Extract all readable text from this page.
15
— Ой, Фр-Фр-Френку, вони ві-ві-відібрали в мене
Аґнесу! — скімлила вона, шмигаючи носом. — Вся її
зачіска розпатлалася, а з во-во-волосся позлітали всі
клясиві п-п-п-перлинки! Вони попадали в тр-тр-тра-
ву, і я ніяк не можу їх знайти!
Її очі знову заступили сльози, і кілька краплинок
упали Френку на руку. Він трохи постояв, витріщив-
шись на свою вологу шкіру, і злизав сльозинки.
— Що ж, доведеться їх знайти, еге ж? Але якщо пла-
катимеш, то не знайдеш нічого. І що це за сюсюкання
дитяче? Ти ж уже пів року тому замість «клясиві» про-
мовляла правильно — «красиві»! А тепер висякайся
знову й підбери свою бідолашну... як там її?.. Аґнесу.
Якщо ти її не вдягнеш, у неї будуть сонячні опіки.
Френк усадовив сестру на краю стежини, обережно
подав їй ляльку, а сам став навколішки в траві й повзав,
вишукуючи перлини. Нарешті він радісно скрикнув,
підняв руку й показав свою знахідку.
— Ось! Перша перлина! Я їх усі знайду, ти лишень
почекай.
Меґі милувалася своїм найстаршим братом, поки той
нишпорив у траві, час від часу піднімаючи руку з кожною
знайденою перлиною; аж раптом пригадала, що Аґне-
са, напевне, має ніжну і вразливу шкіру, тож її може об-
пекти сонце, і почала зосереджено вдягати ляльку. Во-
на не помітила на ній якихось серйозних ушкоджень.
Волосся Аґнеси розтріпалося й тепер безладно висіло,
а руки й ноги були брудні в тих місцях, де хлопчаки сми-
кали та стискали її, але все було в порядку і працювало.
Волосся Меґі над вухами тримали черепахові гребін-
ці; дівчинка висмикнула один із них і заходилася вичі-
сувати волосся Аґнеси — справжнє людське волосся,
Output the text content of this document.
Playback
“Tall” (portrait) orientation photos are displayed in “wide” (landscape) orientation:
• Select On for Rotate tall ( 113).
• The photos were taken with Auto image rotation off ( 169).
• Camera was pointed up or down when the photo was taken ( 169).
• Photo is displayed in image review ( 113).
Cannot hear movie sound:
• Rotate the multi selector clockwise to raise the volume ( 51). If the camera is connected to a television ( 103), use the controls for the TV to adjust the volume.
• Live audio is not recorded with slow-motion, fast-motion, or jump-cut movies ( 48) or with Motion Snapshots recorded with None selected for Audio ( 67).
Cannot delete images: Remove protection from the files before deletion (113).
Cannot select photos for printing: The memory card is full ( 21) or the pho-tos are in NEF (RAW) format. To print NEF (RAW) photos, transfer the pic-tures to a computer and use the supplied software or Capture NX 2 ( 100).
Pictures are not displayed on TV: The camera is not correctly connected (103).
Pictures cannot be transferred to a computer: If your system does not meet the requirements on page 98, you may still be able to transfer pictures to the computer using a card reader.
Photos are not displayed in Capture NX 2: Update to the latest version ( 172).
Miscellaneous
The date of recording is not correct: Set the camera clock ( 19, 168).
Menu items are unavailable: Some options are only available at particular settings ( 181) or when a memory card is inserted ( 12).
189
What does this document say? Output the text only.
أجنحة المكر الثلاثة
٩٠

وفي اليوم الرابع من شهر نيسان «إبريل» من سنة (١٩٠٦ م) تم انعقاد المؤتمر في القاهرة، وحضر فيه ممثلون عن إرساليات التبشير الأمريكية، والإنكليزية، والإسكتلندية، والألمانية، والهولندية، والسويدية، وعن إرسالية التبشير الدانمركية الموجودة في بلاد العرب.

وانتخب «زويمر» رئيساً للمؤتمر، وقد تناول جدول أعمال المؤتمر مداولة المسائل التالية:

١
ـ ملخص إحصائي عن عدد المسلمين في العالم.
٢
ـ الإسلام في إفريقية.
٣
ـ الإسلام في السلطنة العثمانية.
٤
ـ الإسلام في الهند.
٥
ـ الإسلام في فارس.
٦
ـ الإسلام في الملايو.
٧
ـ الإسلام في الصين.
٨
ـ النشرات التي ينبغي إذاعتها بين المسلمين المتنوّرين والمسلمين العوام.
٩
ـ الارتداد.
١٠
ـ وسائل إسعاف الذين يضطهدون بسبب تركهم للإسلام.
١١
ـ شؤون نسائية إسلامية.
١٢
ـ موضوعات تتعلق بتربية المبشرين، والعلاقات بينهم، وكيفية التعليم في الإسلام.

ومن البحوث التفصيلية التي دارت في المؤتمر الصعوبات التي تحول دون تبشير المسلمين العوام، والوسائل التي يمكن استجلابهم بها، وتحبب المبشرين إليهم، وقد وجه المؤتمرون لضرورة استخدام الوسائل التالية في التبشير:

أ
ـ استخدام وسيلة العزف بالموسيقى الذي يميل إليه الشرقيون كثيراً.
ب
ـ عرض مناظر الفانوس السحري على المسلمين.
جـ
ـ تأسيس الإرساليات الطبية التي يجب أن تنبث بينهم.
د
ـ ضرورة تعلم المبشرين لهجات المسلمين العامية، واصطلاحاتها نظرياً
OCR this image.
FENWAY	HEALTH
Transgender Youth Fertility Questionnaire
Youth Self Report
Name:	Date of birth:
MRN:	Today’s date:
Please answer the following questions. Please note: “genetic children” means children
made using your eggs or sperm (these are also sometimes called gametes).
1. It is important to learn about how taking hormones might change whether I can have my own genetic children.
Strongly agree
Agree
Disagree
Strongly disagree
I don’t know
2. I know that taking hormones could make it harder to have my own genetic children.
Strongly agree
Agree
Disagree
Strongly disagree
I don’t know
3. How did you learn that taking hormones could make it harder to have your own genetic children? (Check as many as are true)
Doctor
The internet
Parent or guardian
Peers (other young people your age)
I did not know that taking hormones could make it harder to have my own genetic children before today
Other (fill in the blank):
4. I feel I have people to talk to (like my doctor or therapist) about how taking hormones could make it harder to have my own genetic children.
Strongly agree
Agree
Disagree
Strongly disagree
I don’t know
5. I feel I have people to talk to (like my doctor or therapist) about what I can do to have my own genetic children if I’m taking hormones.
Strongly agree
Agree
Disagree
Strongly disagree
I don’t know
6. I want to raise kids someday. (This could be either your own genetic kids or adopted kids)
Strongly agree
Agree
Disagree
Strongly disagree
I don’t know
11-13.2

--*--

▶ **EXERCISE DETAILS**
Copy out each line that contains the word "المسلمين".

▶ **SOLUTION**
ـ ملخص إحصائي عن عدد المسلمين في العالم.
ـ النشرات التي ينبغي إذاعتها بين المسلمين المتنوّرين والمسلمين العوام.
ومن البحوث التفصيلية التي دارت في المؤتمر الصعوبات التي تحول دون تبشير المسلمين العوام، والوسائل التي يمكن استجلابهم بها، وتحبب المبشرين إليهم، وقد وجه المؤتمرون لضرورة استخدام الوسائل التالية في التبشير:
ـ عرض مناظر الفانوس السحري على المسلمين.
ـ ضرورة تعلم المبشرين لهجات المسلمين العامية، واصطلاحاتها نظرياً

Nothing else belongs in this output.